WHAT IS NEEDED: Extract the lines that carry the string "консультативных" from the listing.

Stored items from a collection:
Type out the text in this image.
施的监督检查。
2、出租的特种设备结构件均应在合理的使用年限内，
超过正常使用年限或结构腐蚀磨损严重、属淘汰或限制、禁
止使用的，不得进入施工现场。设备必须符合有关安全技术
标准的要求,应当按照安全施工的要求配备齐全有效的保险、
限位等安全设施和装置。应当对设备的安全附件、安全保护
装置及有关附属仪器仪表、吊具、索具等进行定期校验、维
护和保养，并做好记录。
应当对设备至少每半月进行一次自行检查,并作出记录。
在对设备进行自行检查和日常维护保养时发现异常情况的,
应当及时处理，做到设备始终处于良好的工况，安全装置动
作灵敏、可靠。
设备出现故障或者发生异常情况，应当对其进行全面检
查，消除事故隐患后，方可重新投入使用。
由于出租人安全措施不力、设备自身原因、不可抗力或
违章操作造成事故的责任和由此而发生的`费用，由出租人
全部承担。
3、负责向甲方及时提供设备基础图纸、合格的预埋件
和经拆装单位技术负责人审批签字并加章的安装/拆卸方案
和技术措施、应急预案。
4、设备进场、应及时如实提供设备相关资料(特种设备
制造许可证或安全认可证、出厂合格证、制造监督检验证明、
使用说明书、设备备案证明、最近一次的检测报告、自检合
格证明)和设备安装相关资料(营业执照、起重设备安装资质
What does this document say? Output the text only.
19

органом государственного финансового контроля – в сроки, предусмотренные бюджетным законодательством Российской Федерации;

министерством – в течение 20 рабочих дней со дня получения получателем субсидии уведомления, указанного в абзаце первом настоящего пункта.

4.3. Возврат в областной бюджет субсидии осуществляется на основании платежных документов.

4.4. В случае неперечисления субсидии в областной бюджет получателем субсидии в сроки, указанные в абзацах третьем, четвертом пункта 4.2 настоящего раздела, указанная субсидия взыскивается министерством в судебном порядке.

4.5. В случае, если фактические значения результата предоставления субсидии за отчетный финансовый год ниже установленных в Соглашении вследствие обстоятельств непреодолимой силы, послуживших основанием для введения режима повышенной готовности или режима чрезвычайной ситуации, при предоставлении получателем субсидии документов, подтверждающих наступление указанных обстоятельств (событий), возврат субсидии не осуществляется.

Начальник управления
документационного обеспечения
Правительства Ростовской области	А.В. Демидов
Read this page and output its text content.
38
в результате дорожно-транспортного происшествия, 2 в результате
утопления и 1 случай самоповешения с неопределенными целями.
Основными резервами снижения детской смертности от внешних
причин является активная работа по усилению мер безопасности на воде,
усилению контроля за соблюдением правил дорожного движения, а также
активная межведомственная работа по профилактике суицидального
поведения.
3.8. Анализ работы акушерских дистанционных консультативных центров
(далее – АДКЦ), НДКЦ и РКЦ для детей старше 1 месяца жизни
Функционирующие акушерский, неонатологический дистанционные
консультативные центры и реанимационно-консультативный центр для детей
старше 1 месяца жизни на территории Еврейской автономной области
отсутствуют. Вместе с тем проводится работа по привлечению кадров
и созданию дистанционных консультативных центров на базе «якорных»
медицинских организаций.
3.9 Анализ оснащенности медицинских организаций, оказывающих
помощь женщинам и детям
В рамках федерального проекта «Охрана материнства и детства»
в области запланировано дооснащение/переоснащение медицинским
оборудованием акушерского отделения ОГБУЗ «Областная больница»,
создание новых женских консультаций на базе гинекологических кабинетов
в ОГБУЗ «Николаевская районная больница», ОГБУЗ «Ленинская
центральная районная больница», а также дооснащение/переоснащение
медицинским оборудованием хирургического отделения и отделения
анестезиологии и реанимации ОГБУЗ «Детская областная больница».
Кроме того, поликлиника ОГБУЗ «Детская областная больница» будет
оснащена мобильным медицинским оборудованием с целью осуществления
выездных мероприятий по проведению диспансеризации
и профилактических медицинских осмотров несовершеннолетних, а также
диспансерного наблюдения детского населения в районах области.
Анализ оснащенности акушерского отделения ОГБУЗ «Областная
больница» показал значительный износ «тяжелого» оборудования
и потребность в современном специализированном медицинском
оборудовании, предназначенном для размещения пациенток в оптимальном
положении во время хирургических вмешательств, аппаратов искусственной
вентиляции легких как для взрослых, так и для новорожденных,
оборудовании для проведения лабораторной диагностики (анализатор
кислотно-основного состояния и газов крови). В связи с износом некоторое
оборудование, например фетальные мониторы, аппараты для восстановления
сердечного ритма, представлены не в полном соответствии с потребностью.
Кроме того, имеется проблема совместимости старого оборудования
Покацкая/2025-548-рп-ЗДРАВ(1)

RESPONSE BELOW:
3.8. Анализ работы акушерских дистанционных консультативных центров
и созданию дистанционных консультативных центров на базе «якорных»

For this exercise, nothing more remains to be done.